▸ WHAT YOU NEED TO DO
Scan the entries below and extract each line with the word "JSON" in it.

▸ SUPPLIED RECORDS
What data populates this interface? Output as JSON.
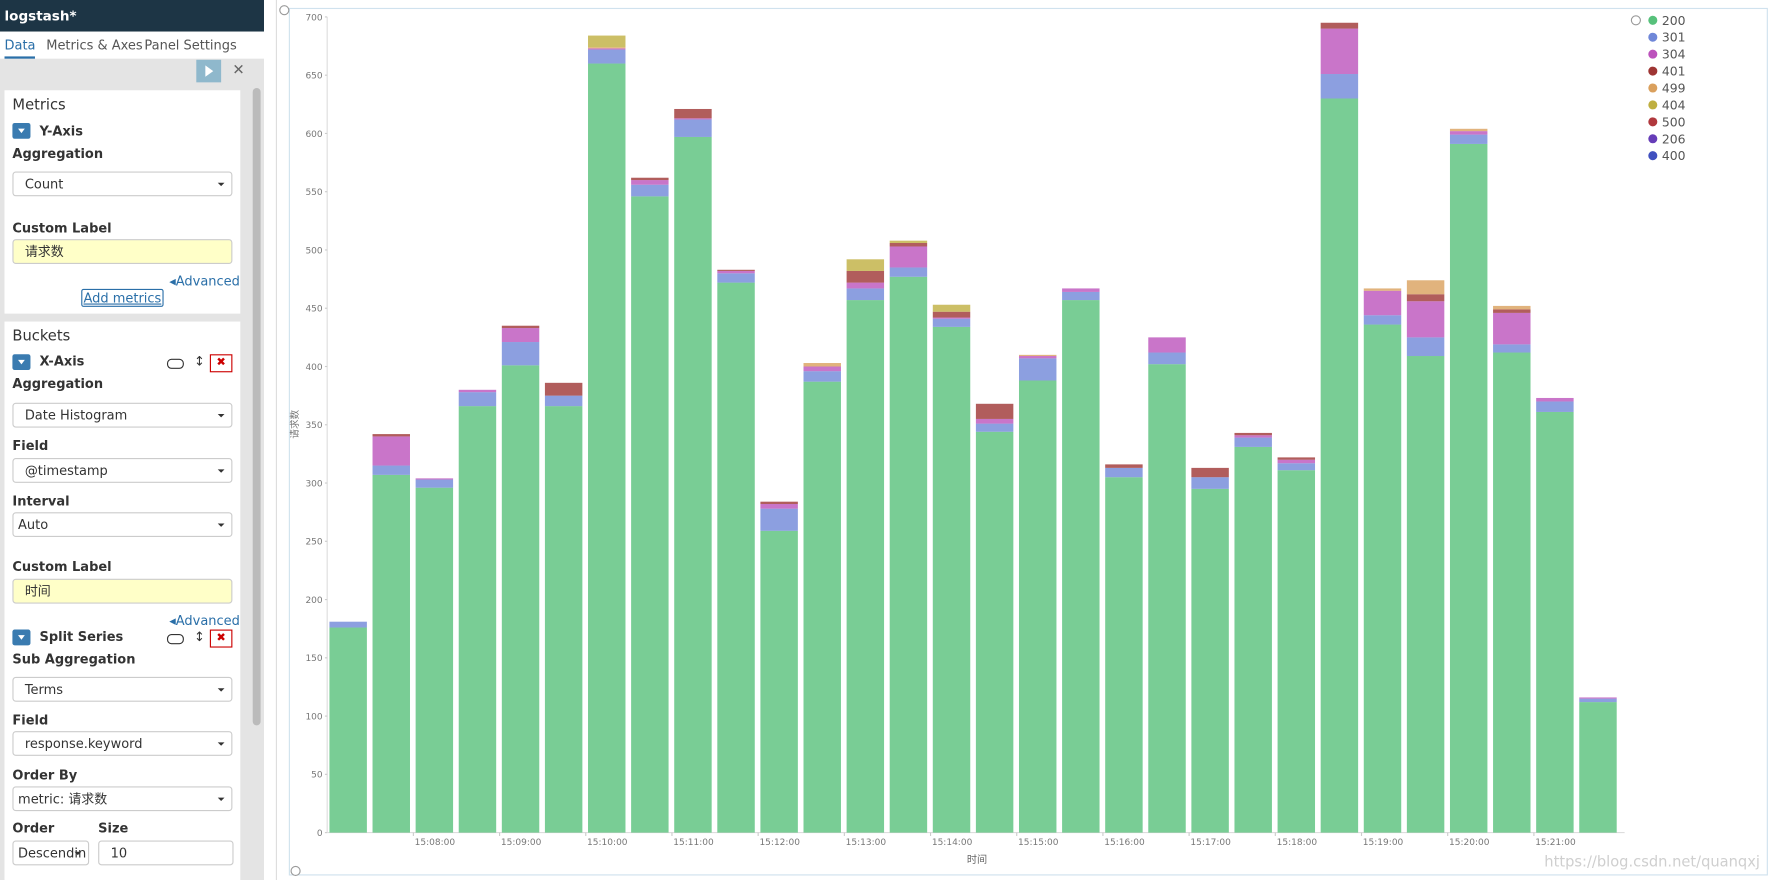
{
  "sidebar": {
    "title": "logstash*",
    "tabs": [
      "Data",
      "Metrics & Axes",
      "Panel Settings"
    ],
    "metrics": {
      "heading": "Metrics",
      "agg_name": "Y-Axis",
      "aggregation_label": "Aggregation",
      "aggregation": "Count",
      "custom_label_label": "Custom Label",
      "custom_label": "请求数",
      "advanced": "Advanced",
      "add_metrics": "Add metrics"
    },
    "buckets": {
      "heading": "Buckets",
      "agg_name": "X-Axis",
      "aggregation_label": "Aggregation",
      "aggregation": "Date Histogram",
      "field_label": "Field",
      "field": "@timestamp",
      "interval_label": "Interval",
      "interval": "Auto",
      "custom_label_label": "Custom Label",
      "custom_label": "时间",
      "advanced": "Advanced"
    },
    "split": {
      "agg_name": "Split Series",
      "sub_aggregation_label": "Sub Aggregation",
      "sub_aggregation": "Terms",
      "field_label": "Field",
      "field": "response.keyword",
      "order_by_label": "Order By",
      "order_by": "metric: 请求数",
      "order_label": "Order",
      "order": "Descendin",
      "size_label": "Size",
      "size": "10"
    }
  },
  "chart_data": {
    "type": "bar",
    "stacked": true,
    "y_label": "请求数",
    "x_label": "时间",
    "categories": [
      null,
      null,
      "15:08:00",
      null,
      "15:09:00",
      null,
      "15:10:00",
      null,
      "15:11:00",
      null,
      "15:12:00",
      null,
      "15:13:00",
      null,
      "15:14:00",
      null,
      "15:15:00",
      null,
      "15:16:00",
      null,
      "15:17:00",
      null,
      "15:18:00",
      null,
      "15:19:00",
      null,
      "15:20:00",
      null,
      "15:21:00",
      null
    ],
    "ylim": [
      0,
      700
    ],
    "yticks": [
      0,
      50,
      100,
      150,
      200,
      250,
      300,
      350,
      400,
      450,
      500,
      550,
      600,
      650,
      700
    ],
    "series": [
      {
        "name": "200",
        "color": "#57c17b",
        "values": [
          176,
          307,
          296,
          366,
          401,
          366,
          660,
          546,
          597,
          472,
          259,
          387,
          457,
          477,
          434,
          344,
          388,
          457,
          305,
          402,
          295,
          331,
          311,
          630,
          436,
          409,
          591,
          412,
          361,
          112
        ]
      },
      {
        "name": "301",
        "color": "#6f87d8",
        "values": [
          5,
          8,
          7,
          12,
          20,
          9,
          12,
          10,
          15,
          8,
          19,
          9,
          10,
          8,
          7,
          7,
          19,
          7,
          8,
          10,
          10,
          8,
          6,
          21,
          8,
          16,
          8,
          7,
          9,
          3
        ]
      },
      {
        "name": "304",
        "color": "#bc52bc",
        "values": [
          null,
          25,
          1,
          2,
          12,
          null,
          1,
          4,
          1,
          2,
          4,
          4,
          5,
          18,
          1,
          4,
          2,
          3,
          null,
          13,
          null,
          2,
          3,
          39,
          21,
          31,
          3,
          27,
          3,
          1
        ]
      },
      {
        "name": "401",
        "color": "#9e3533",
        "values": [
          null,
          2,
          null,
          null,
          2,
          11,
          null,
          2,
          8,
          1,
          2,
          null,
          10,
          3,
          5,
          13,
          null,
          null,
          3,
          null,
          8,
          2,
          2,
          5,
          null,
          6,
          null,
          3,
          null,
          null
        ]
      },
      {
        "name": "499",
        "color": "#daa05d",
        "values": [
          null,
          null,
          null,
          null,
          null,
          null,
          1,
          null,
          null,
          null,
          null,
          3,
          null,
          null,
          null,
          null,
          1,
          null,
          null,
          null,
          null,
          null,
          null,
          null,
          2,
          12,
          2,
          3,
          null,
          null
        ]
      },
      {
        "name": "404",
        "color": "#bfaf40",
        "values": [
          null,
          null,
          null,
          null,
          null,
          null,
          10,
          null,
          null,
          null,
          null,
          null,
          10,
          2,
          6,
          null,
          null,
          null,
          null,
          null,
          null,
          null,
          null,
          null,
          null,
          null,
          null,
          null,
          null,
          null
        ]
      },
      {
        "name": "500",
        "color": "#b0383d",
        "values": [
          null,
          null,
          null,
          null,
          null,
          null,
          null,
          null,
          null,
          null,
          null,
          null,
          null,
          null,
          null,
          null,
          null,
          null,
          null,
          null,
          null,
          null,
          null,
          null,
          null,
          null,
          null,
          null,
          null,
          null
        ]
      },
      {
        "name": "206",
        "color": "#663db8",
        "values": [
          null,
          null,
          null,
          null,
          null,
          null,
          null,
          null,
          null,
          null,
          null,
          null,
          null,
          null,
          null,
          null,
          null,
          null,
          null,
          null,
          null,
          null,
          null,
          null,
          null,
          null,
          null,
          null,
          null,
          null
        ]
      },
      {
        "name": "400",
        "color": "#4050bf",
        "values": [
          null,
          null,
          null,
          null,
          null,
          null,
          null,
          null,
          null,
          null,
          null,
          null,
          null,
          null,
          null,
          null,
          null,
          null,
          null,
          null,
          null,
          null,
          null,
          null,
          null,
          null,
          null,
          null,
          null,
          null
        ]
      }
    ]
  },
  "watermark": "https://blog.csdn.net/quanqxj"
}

...

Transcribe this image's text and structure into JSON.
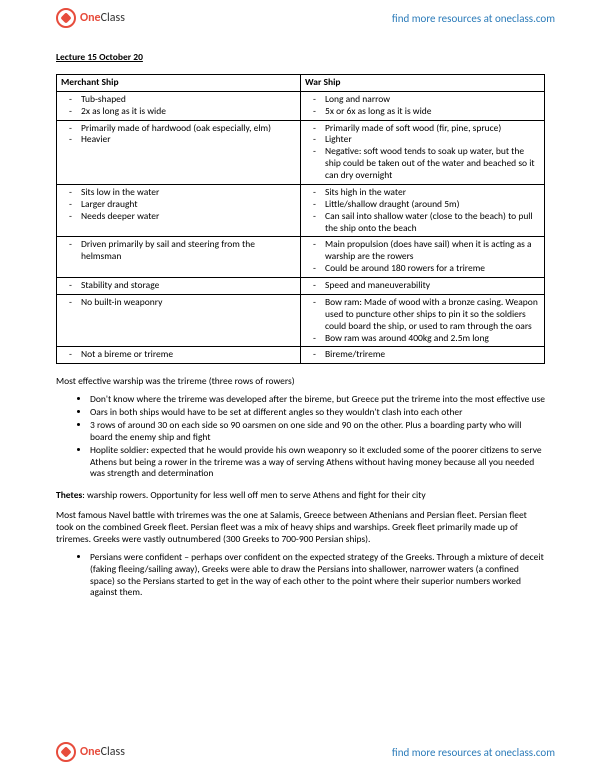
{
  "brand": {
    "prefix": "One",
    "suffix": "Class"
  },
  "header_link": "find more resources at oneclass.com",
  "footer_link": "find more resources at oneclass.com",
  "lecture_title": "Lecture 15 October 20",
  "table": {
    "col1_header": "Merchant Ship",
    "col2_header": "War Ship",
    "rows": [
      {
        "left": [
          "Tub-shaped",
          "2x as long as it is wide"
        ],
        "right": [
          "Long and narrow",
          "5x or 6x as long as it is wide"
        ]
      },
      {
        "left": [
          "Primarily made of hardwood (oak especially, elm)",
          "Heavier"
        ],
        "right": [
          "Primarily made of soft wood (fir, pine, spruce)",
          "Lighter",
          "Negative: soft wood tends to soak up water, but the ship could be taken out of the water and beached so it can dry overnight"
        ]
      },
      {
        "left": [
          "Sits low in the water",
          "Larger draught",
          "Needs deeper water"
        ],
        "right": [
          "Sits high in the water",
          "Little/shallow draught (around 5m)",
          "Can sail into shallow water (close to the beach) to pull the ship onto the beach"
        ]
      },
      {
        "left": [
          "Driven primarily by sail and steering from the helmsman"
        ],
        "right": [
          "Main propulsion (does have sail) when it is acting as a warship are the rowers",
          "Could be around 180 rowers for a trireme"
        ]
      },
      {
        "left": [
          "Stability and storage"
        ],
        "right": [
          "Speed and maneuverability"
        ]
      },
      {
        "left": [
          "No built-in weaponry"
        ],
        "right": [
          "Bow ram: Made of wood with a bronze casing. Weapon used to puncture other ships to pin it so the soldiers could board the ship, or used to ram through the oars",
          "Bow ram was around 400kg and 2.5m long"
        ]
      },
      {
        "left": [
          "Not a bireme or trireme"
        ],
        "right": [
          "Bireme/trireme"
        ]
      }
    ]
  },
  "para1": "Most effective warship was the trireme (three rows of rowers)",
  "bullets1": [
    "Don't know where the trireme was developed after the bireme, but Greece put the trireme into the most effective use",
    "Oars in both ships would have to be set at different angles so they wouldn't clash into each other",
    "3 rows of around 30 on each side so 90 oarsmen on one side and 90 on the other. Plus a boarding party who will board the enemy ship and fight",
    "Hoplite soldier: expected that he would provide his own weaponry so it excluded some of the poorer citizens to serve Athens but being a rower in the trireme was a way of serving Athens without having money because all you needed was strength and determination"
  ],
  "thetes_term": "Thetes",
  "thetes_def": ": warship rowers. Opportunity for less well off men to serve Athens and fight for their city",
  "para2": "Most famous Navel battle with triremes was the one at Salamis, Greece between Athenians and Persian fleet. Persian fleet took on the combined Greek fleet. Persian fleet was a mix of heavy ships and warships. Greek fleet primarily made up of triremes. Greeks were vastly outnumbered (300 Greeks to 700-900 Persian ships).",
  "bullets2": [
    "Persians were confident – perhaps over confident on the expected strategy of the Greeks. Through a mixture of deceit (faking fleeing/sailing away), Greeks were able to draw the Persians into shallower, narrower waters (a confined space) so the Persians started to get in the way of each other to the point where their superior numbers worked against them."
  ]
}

▸ RESPONSE BELOW
What data populates this interface? Output as JSON.
Transcribe this image's text and structure into JSON.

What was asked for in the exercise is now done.